TO BE DONE: Exclude the pictures and reproduce the remaining data exactly as written.

DATASET CONTENT:
- - - - - - -
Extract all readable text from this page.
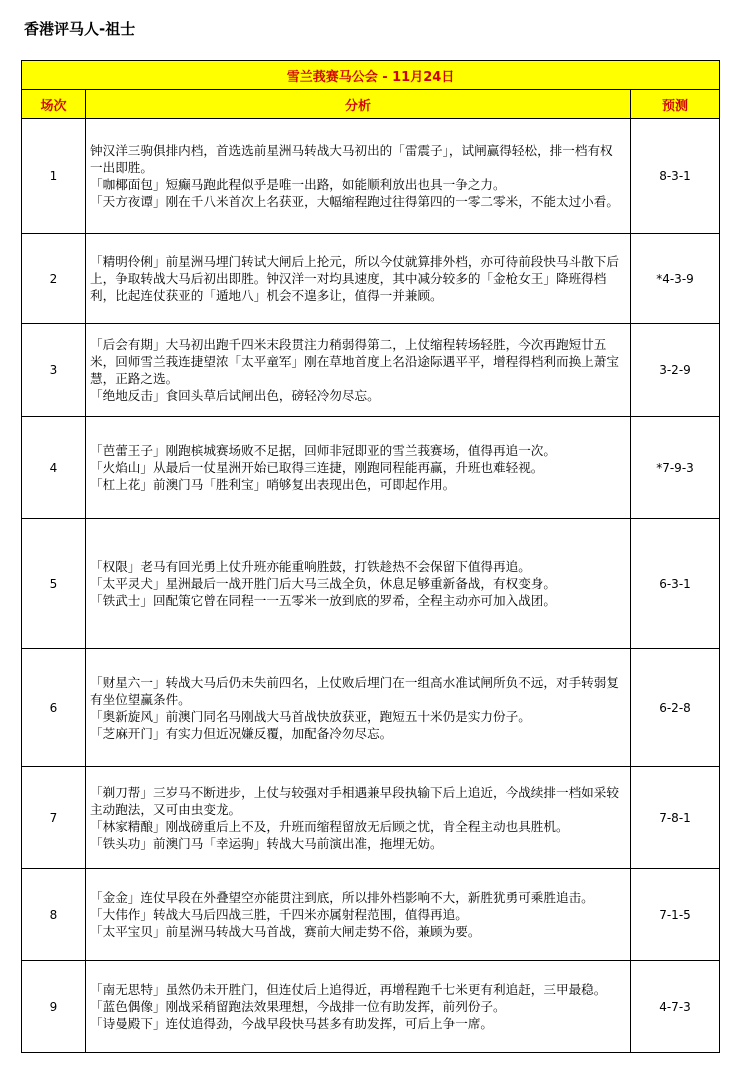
香港评马人-祖士
雪兰莪赛马公会 - 11月24日		
场次	分析	预测
1	钟汉洋三驹俱排内档，首选选前星洲马转战大马初出的「雷震子」，试闸赢得轻松，排一档有权一出即胜。

「咖椰面包」短癫马跑此程似乎是唯一出路，如能顺利放出也具一争之力。

「天方夜谭」刚在千八米首次上名获亚，大幅缩程跑过往得第四的一零二零米，不能太过小看。	8-3-1
2	「精明伶俐」前星洲马埋门转试大闸后上抡元，所以今仗就算排外档，亦可待前段快马斗散下后上，争取转战大马后初出即胜。钟汉洋一对均具速度，其中减分较多的「金枪女王」降班得档利，比起连仗获亚的「遁地八」机会不遑多让，值得一并兼顾。	*4-3-9
3	「后会有期」大马初出跑千四米末段贯注力稍弱得第二，上仗缩程转场轻胜，今次再跑短廿五米，回师雪兰莪连捷望浓「太平童军」刚在草地首度上名沿途际遇平平，增程得档利而换上萧宝慧，正路之选。

「绝地反击」食回头草后试闸出色，磅轻冷勿尽忘。	3-2-9
4	「芭蕾王子」刚跑槟城赛场败不足据，回师非冠即亚的雪兰莪赛场，值得再追一次。

「火焰山」从最后一仗星洲开始已取得三连捷，刚跑同程能再赢，升班也难轻视。

「杠上花」前澳门马「胜利宝」哨够复出表现出色，可即起作用。	*7-9-3
5	「权限」老马有回光勇上仗升班亦能重响胜鼓，打铁趁热不会保留下值得再追。

「太平灵犬」星洲最后一战开胜门后大马三战全负，休息足够重新备战，有权变身。

「铁武士」回配策它曾在同程一一五零米一放到底的罗希，全程主动亦可加入战团。	6-3-1
6	「财星六一」转战大马后仍未失前四名，上仗败后埋门在一组高水准试闸所负不远，对手转弱复有坐位望赢条件。

「奥新旋风」前澳门同名马刚战大马首战快放获亚，跑短五十米仍是实力份子。

「芝麻开门」有实力但近况嫌反覆，加配备冷勿尽忘。	6-2-8
7	「剃刀帮」三岁马不断进步，上仗与较强对手相遇兼早段执输下后上追近，今战续排一档如采较主动跑法，又可由虫变龙。

「林家精酿」刚战磅重后上不及，升班而缩程留放无后顾之忧，肯全程主动也具胜机。

「铁头功」前澳门马「幸运驹」转战大马前演出准，拖埋无妨。	7-8-1
8	「金金」连仗早段在外叠望空亦能贯注到底，所以排外档影响不大，新胜犹勇可乘胜追击。

「大伟作」转战大马后四战三胜，千四米亦属射程范围，值得再追。

「太平宝贝」前星洲马转战大马首战，赛前大闸走势不俗，兼顾为要。	7-1-5
9	「南无思特」虽然仍未开胜门，但连仗后上追得近，再增程跑千七米更有利追赶，三甲最稳。

「蓝色偶像」刚战采稍留跑法效果理想，今战排一位有助发挥，前列份子。

「诗曼殿下」连仗追得劲，今战早段快马甚多有助发挥，可后上争一席。	4-7-3
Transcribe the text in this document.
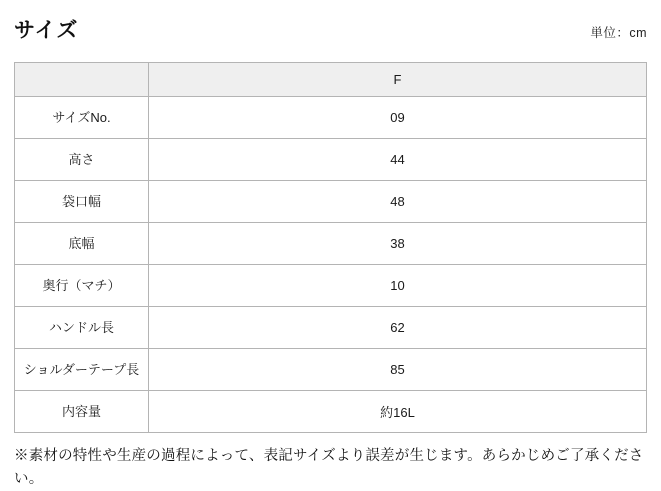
サイズ	単位：cm
	F
サイズNo.	09
高さ	44
袋口幅	48
底幅	38
奥行（マチ）	10
ハンドル長	62
ショルダーテープ長	85
内容量	約16L
※素材の特性や生産の過程によって、表記サイズより誤差が生じます。あらかじめご了承ください。
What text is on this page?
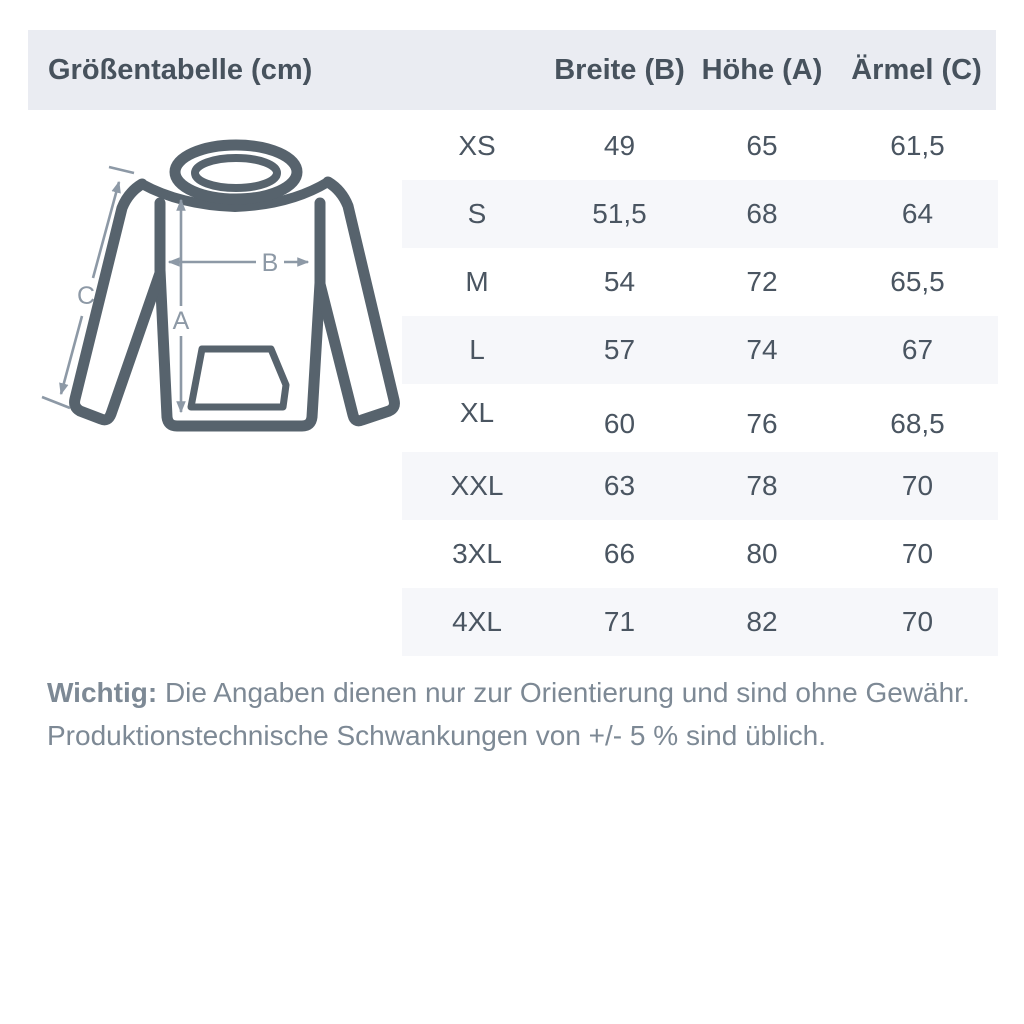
Größentabelle (cm)	Breite (B) Höhe (A) Ärmel (C)
A
B
C
XS	49	65	61,5
S	51,5	68	64
M	54	72	65,5
L	57	74	67
XL	60	76	68,5
XXL	63	78	70
3XL	66	80	70
4XL	71	82	70
Wichtig: Die Angaben dienen nur zur Orientierung und sind ohne Gewähr.
Produktionstechnische Schwankungen von +/- 5 % sind üblich.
- - - - - - -
CORRECT ANSWER:
Extract all readable text from this page.
香港评马人-祖士
雪兰莪赛马公会 - 11月24日		
场次	分析	预测
1	钟汉洋三驹俱排内档，首选选前星洲马转战大马初出的「雷震子」，试闸赢得轻松，排一档有权一出即胜。

「咖椰面包」短癫马跑此程似乎是唯一出路，如能顺利放出也具一争之力。

「天方夜谭」刚在千八米首次上名获亚，大幅缩程跑过往得第四的一零二零米，不能太过小看。	8-3-1
2	「精明伶俐」前星洲马埋门转试大闸后上抡元，所以今仗就算排外档，亦可待前段快马斗散下后上，争取转战大马后初出即胜。钟汉洋一对均具速度，其中减分较多的「金枪女王」降班得档利，比起连仗获亚的「遁地八」机会不遑多让，值得一并兼顾。	*4-3-9
3	「后会有期」大马初出跑千四米末段贯注力稍弱得第二，上仗缩程转场轻胜，今次再跑短廿五米，回师雪兰莪连捷望浓「太平童军」刚在草地首度上名沿途际遇平平，增程得档利而换上萧宝慧，正路之选。

「绝地反击」食回头草后试闸出色，磅轻冷勿尽忘。	3-2-9
4	「芭蕾王子」刚跑槟城赛场败不足据，回师非冠即亚的雪兰莪赛场，值得再追一次。

「火焰山」从最后一仗星洲开始已取得三连捷，刚跑同程能再赢，升班也难轻视。

「杠上花」前澳门马「胜利宝」哨够复出表现出色，可即起作用。	*7-9-3
5	「权限」老马有回光勇上仗升班亦能重响胜鼓，打铁趁热不会保留下值得再追。

「太平灵犬」星洲最后一战开胜门后大马三战全负，休息足够重新备战，有权变身。

「铁武士」回配策它曾在同程一一五零米一放到底的罗希，全程主动亦可加入战团。	6-3-1
6	「财星六一」转战大马后仍未失前四名，上仗败后埋门在一组高水准试闸所负不远，对手转弱复有坐位望赢条件。

「奥新旋风」前澳门同名马刚战大马首战快放获亚，跑短五十米仍是实力份子。

「芝麻开门」有实力但近况嫌反覆，加配备冷勿尽忘。	6-2-8
7	「剃刀帮」三岁马不断进步，上仗与较强对手相遇兼早段执输下后上追近，今战续排一档如采较主动跑法，又可由虫变龙。

「林家精酿」刚战磅重后上不及，升班而缩程留放无后顾之忧，肯全程主动也具胜机。

「铁头功」前澳门马「幸运驹」转战大马前演出准，拖埋无妨。	7-8-1
8	「金金」连仗早段在外叠望空亦能贯注到底，所以排外档影响不大，新胜犹勇可乘胜追击。

「大伟作」转战大马后四战三胜，千四米亦属射程范围，值得再追。

「太平宝贝」前星洲马转战大马首战，赛前大闸走势不俗，兼顾为要。	7-1-5
9	「南无思特」虽然仍未开胜门，但连仗后上追得近，再增程跑千七米更有利追赶，三甲最稳。

「蓝色偶像」刚战采稍留跑法效果理想，今战排一位有助发挥，前列份子。

「诗曼殿下」连仗追得劲，今战早段快马甚多有助发挥，可后上争一席。	4-7-3
Transcribe the text in this document.
サイズ	単位：cm
	F
サイズNo.	09
高さ	44
袋口幅	48
底幅	38
奥行（マチ）	10
ハンドル長	62
ショルダーテープ長	85
内容量	約16L
※素材の特性や生産の過程によって、表記サイズより誤差が生じます。あらかじめご了承ください。
What text is on this page?
Größentabelle (cm)	Breite (B) Höhe (A) Ärmel (C)
A
B
C
XS	49	65	61,5
S	51,5	68	64
M	54	72	65,5
L	57	74	67
XL	60	76	68,5
XXL	63	78	70
3XL	66	80	70
4XL	71	82	70
Wichtig: Die Angaben dienen nur zur Orientierung und sind ohne Gewähr.
Produktionstechnische Schwankungen von +/- 5 % sind üblich.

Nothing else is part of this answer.